Data section:
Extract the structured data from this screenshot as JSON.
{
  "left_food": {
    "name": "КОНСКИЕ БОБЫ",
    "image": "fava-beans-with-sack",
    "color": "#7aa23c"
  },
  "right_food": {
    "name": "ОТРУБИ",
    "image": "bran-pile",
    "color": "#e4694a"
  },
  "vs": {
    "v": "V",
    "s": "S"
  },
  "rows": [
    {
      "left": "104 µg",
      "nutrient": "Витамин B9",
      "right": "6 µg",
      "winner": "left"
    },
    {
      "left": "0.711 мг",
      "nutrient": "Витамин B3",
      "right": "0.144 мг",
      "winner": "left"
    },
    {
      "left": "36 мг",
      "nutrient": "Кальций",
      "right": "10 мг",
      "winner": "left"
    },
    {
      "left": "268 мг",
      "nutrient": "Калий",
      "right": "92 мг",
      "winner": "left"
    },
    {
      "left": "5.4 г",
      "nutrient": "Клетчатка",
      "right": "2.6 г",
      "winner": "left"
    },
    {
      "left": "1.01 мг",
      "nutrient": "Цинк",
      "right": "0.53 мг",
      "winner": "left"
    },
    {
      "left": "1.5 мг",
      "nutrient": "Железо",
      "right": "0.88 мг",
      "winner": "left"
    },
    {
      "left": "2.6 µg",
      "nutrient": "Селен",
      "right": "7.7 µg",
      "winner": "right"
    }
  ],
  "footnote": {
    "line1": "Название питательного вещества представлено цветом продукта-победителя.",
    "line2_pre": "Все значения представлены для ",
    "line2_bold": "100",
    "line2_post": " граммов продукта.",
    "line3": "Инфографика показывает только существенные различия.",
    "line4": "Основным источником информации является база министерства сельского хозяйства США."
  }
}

Required work: Please set down each line of the records exactly as given.

Complete output:
Extract the structured data from this screenshot as JSON.
{
  "left_food": {
    "name": "КОНСКИЕ БОБЫ",
    "image": "fava-beans-with-sack",
    "color": "#7aa23c"
  },
  "right_food": {
    "name": "ОТРУБИ",
    "image": "bran-pile",
    "color": "#e4694a"
  },
  "vs": {
    "v": "V",
    "s": "S"
  },
  "rows": [
    {
      "left": "104 µg",
      "nutrient": "Витамин B9",
      "right": "6 µg",
      "winner": "left"
    },
    {
      "left": "0.711 мг",
      "nutrient": "Витамин B3",
      "right": "0.144 мг",
      "winner": "left"
    },
    {
      "left": "36 мг",
      "nutrient": "Кальций",
      "right": "10 мг",
      "winner": "left"
    },
    {
      "left": "268 мг",
      "nutrient": "Калий",
      "right": "92 мг",
      "winner": "left"
    },
    {
      "left": "5.4 г",
      "nutrient": "Клетчатка",
      "right": "2.6 г",
      "winner": "left"
    },
    {
      "left": "1.01 мг",
      "nutrient": "Цинк",
      "right": "0.53 мг",
      "winner": "left"
    },
    {
      "left": "1.5 мг",
      "nutrient": "Железо",
      "right": "0.88 мг",
      "winner": "left"
    },
    {
      "left": "2.6 µg",
      "nutrient": "Селен",
      "right": "7.7 µg",
      "winner": "right"
    }
  ],
  "footnote": {
    "line1": "Название питательного вещества представлено цветом продукта-победителя.",
    "line2_pre": "Все значения представлены для ",
    "line2_bold": "100",
    "line2_post": " граммов продукта.",
    "line3": "Инфографика показывает только существенные различия.",
    "line4": "Основным источником информации является база министерства сельского хозяйства США."
  }
}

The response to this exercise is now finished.